▸ **Do this**: Show every line of the records below that contains the word "mode".

[Collected data entries]
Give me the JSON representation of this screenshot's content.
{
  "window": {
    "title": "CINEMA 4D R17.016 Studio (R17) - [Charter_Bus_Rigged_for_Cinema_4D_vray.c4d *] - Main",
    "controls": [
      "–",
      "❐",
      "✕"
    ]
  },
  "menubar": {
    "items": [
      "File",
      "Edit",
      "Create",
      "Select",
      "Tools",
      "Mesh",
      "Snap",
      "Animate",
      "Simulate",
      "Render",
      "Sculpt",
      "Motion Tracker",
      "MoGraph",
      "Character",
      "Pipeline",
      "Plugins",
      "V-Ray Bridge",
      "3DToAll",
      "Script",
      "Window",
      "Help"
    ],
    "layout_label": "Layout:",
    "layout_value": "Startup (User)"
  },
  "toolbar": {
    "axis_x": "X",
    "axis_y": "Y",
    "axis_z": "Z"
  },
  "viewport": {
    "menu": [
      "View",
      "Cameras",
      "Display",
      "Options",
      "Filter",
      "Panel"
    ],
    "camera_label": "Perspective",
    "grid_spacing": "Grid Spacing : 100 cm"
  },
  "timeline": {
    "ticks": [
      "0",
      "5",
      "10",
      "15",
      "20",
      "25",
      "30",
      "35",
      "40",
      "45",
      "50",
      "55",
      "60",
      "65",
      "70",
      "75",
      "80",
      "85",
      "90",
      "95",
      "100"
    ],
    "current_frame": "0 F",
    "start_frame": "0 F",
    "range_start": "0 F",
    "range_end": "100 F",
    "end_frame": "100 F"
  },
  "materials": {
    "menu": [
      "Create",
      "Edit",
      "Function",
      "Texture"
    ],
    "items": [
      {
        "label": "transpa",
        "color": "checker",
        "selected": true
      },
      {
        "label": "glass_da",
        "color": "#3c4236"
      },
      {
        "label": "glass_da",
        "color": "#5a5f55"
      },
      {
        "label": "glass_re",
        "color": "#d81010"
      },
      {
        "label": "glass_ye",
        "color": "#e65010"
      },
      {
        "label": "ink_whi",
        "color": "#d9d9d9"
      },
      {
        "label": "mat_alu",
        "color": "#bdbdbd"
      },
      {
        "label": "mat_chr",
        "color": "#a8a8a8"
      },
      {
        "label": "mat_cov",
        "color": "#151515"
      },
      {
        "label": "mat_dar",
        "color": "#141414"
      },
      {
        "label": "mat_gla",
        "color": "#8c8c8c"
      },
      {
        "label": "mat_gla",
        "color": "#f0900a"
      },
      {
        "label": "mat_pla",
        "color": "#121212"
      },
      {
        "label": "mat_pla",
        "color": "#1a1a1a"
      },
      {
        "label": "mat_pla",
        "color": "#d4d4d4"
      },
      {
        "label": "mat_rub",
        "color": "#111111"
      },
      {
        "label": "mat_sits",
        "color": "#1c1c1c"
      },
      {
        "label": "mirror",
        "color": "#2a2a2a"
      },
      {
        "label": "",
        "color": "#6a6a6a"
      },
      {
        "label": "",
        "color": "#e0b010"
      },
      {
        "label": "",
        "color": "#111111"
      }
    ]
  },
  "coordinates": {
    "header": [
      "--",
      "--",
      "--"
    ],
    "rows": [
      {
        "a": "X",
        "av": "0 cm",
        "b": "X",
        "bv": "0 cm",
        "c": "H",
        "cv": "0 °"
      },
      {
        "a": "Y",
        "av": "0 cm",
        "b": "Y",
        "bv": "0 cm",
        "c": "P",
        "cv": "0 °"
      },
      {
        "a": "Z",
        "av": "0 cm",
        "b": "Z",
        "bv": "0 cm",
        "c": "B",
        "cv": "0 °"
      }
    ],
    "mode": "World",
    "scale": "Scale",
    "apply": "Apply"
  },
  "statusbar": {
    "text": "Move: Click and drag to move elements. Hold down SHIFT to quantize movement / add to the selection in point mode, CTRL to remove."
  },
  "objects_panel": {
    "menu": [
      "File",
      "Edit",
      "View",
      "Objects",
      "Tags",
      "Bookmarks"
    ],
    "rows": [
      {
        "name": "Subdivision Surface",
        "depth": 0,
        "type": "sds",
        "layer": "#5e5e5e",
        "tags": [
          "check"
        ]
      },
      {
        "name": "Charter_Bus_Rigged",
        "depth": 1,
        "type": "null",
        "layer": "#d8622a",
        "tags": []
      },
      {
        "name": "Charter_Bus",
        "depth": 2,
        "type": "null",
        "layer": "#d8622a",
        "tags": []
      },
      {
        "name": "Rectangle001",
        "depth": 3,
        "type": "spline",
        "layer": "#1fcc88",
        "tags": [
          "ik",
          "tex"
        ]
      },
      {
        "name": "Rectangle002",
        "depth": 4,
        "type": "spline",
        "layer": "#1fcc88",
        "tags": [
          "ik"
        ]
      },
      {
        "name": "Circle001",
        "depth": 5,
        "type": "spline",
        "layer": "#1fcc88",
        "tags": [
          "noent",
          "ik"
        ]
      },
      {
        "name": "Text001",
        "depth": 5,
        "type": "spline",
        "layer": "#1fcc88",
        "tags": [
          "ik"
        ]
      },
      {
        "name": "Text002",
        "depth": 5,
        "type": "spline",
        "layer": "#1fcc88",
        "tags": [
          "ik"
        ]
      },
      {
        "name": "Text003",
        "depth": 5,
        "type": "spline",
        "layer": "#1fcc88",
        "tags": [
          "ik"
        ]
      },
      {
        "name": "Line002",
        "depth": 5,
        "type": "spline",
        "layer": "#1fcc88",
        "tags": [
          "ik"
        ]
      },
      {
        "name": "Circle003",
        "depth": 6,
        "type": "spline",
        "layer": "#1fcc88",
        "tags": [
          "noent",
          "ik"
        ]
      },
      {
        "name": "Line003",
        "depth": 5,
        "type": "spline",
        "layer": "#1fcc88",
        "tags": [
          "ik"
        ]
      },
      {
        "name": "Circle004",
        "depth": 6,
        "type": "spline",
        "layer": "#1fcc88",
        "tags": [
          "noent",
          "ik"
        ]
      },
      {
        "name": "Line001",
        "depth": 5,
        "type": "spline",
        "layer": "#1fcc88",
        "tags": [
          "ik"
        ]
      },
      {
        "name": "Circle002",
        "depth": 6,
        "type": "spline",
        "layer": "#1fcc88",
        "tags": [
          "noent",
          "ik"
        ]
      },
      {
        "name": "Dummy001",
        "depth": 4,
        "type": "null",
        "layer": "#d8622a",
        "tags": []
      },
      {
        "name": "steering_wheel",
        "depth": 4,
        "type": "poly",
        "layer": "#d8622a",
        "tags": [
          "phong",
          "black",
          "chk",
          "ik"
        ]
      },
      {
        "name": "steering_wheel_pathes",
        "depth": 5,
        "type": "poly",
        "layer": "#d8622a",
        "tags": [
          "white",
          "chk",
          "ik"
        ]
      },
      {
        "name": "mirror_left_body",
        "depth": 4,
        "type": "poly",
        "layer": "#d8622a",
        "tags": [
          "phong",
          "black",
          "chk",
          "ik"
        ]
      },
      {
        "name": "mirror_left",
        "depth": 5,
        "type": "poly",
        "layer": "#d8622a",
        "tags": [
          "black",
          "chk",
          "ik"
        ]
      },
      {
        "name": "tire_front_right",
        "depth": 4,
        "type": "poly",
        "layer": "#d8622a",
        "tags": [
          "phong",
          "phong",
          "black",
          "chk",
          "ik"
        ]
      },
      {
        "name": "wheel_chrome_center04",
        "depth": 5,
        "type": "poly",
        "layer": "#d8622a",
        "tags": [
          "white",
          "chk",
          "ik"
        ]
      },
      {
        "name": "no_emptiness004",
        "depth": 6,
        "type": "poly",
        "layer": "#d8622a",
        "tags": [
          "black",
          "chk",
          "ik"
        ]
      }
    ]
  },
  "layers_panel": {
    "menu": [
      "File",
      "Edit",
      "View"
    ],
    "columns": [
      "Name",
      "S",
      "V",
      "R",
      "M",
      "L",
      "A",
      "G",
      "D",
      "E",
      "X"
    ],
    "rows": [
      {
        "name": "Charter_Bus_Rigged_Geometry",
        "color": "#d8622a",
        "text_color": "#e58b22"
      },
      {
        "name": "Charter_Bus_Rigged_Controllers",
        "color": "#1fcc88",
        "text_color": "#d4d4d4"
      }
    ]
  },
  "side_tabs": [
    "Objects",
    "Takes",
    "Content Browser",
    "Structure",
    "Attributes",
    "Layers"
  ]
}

▸ **Answer below**:
    "mode": "World",
    "text": "Move: Click and drag to move elements. Hold down SHIFT to quantize movement / add to the selection in point mode, CTRL to remove."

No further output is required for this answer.